Transcribe the following lines exactly as they appear, leaving out the picture.

EXERCISE MATERIALS:
-=-=-

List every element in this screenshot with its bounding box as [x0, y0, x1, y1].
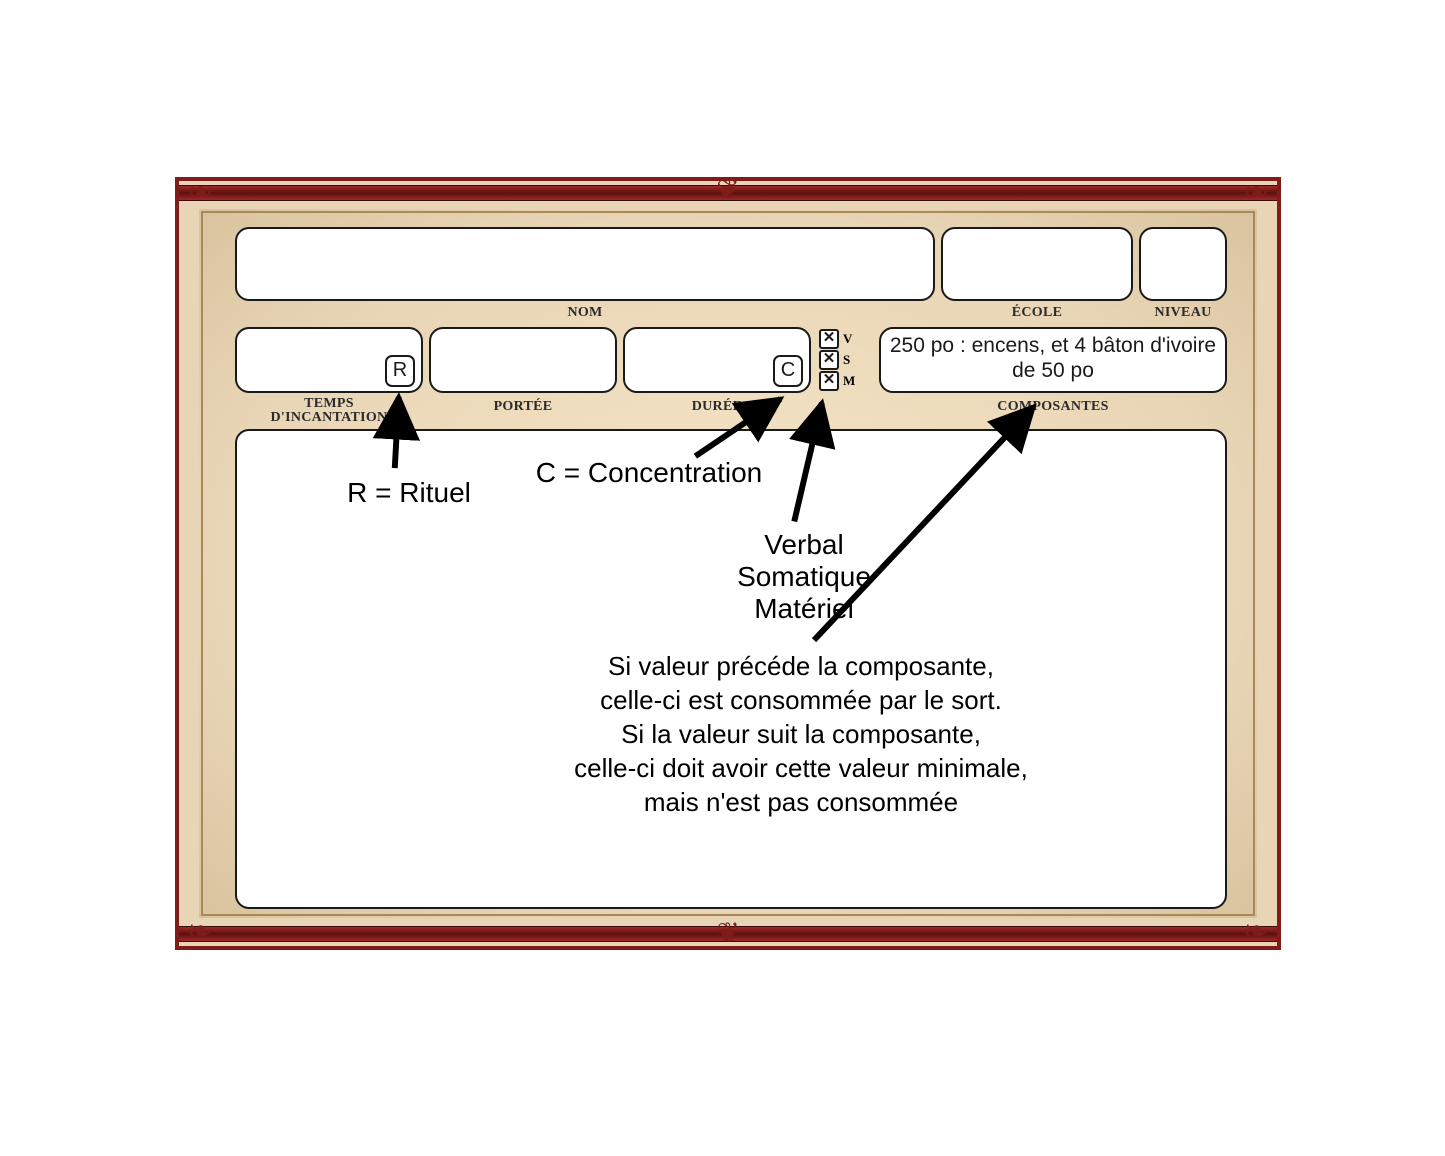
label-niveau: NIVEAU	[1139, 305, 1227, 321]
vsm-checkboxes: ✕ V ✕ S ✕ M	[819, 327, 879, 393]
badge-rituel: R	[385, 355, 415, 387]
card-frame: ❧ ❧ ❧ ❧ ❦ ❦ NOM ÉCOLE NIVEAU R TEMPS D'I…	[175, 177, 1281, 950]
checkbox-s-icon[interactable]: ✕	[819, 350, 839, 370]
field-nom[interactable]	[235, 227, 935, 301]
field-temps-incantation[interactable]: R	[235, 327, 423, 393]
label-duree: DURÉE	[623, 399, 811, 415]
field-portee[interactable]	[429, 327, 617, 393]
label-portee: PORTÉE	[429, 399, 617, 415]
label-s: S	[843, 352, 850, 368]
checkbox-v-icon[interactable]: ✕	[819, 329, 839, 349]
field-description[interactable]	[235, 429, 1227, 909]
label-v: V	[843, 331, 852, 347]
badge-concentration: C	[773, 355, 803, 387]
ornament-bar-top	[179, 185, 1277, 201]
spell-card: ❧ ❧ ❧ ❧ ❦ ❦ NOM ÉCOLE NIVEAU R TEMPS D'I…	[175, 177, 1281, 950]
label-nom: NOM	[235, 305, 935, 321]
field-composantes[interactable]: 250 po : encens, et 4 bâton d'ivoire de …	[879, 327, 1227, 393]
field-ecole[interactable]	[941, 227, 1133, 301]
label-temps: TEMPS D'INCANTATION	[219, 397, 439, 425]
ornament-bar-bottom	[179, 926, 1277, 942]
label-ecole: ÉCOLE	[941, 305, 1133, 321]
checkbox-m-icon[interactable]: ✕	[819, 371, 839, 391]
composantes-text: 250 po : encens, et 4 bâton d'ivoire de …	[887, 333, 1219, 387]
label-m: M	[843, 373, 855, 389]
label-composantes: COMPOSANTES	[879, 399, 1227, 415]
parchment-area: NOM ÉCOLE NIVEAU R TEMPS D'INCANTATION P…	[199, 209, 1257, 918]
field-duree[interactable]: C	[623, 327, 811, 393]
field-niveau[interactable]	[1139, 227, 1227, 301]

-=-=-

RESPONSE TO THIS TASK:
List every element in this screenshot with its bounding box as [x0, y0, x1, y1].
label-niveau: NIVEAU	[1139, 305, 1227, 321]
vsm-checkboxes: ✕ V ✕ S ✕ M	[819, 327, 879, 393]
badge-rituel: R	[385, 355, 415, 387]
card-frame: ❧ ❧ ❧ ❧ ❦ ❦ NOM ÉCOLE NIVEAU R TEMPS D'I…	[175, 177, 1281, 950]
checkbox-s-icon[interactable]: ✕	[819, 350, 839, 370]
field-nom[interactable]	[235, 227, 935, 301]
field-temps-incantation[interactable]: R	[235, 327, 423, 393]
label-duree: DURÉE	[623, 399, 811, 415]
field-portee[interactable]	[429, 327, 617, 393]
label-portee: PORTÉE	[429, 399, 617, 415]
label-s: S	[843, 352, 850, 368]
checkbox-v-icon[interactable]: ✕	[819, 329, 839, 349]
field-description[interactable]	[235, 429, 1227, 909]
label-v: V	[843, 331, 852, 347]
badge-concentration: C	[773, 355, 803, 387]
ornament-bar-top	[179, 185, 1277, 201]
spell-card: ❧ ❧ ❧ ❧ ❦ ❦ NOM ÉCOLE NIVEAU R TEMPS D'I…	[175, 177, 1281, 950]
label-nom: NOM	[235, 305, 935, 321]
field-composantes[interactable]: 250 po : encens, et 4 bâton d'ivoire de …	[879, 327, 1227, 393]
field-ecole[interactable]	[941, 227, 1133, 301]
label-temps: TEMPS D'INCANTATION	[219, 397, 439, 425]
ornament-bar-bottom	[179, 926, 1277, 942]
label-ecole: ÉCOLE	[941, 305, 1133, 321]
checkbox-m-icon[interactable]: ✕	[819, 371, 839, 391]
composantes-text: 250 po : encens, et 4 bâton d'ivoire de …	[887, 333, 1219, 387]
label-m: M	[843, 373, 855, 389]
label-composantes: COMPOSANTES	[879, 399, 1227, 415]
parchment-area: NOM ÉCOLE NIVEAU R TEMPS D'INCANTATION P…	[199, 209, 1257, 918]
field-duree[interactable]: C	[623, 327, 811, 393]
field-niveau[interactable]	[1139, 227, 1227, 301]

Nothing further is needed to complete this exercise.